● Exercise aim
In the listing that follows, count each line where the word "text" appears; write nothing but the count.

● The records
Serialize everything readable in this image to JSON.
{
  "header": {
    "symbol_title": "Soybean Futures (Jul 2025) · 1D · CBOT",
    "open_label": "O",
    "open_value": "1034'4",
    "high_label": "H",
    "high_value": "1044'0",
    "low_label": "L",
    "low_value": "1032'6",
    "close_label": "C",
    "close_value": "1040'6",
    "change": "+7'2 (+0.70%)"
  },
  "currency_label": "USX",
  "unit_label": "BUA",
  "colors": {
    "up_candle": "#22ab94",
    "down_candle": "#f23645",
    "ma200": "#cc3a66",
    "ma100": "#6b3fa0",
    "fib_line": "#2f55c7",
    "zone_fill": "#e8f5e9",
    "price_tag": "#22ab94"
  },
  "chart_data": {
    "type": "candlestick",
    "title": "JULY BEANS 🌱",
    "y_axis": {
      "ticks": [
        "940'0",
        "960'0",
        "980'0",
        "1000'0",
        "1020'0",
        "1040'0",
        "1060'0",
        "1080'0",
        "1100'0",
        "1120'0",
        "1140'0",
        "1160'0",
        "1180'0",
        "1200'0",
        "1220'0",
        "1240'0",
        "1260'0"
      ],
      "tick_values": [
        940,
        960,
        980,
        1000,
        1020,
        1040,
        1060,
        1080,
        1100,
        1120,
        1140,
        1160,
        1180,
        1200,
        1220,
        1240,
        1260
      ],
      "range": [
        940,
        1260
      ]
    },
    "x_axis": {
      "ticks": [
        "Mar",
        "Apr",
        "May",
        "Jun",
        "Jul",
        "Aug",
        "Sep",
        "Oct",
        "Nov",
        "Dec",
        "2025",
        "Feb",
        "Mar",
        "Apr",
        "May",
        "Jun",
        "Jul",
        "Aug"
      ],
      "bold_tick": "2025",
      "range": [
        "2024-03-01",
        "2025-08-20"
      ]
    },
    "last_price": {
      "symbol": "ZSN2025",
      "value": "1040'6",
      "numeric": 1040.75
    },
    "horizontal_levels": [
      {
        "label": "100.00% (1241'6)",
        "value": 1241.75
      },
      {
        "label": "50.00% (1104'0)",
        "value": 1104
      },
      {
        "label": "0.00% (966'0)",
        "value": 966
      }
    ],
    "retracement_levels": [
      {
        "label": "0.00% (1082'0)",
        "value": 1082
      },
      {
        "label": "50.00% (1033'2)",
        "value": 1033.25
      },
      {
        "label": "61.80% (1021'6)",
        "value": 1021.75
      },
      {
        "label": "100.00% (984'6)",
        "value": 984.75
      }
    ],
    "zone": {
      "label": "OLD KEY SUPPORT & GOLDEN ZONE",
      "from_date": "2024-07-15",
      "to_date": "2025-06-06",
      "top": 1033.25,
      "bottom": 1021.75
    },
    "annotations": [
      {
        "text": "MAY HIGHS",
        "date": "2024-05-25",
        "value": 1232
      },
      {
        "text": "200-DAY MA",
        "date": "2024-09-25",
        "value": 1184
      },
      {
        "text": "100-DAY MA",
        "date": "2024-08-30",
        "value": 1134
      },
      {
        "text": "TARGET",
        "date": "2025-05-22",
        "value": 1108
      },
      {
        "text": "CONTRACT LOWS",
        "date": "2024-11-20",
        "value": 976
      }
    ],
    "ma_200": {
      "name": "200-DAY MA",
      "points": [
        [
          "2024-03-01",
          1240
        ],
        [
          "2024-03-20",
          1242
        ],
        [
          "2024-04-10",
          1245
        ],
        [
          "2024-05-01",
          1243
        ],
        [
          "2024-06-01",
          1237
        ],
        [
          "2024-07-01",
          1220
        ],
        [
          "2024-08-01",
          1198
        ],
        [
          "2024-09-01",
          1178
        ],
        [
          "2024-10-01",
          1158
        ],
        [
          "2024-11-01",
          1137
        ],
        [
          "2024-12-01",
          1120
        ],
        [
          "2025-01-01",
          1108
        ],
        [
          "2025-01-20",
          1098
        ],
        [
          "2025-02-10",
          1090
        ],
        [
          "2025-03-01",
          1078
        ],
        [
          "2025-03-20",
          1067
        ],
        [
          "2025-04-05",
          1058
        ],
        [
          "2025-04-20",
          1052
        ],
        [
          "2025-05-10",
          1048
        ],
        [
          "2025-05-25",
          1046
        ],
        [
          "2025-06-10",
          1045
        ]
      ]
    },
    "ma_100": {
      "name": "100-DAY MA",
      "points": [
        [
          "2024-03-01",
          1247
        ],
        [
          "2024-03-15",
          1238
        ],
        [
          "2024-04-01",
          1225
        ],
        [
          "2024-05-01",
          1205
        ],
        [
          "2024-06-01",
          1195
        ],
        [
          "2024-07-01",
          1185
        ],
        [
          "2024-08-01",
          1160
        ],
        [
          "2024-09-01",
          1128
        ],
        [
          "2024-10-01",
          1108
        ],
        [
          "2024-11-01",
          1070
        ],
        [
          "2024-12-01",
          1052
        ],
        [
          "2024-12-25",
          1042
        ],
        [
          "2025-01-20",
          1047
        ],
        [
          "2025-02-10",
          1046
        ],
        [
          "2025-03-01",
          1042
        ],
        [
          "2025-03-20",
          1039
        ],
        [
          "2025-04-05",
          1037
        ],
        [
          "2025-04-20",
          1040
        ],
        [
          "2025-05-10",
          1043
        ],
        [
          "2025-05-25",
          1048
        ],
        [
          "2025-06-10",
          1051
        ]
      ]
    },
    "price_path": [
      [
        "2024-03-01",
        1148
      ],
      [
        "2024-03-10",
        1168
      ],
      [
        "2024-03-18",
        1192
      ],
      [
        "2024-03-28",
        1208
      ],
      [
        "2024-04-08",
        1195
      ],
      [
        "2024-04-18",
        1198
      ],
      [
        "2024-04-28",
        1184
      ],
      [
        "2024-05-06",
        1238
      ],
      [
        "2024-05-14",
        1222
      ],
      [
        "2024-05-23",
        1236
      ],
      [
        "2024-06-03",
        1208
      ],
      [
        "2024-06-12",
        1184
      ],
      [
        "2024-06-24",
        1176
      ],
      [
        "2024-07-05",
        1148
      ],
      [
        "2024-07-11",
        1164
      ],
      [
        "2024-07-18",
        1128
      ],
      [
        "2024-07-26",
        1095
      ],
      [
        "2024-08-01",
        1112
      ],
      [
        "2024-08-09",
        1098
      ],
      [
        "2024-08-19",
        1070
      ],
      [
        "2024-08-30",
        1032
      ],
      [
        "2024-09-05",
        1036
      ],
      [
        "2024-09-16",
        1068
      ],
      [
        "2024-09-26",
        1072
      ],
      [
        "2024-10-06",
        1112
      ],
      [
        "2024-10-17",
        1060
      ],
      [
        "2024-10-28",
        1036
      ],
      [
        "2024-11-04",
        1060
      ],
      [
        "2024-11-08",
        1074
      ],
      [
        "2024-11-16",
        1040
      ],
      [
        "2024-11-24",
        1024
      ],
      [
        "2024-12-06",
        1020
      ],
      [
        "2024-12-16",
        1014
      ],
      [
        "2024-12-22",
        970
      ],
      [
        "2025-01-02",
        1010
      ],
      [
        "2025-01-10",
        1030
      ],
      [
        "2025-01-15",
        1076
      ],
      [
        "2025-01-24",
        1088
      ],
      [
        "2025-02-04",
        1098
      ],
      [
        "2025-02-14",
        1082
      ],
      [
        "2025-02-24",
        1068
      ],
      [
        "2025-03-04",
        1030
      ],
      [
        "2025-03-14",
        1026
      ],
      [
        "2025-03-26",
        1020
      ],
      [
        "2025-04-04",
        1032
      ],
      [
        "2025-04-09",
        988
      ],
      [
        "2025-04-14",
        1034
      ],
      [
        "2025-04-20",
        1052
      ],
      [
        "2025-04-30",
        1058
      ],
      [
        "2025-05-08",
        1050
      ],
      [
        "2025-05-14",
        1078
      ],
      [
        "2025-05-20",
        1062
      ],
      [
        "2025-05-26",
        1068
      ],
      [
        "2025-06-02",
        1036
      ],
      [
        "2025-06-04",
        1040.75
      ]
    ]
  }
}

● Full answer
5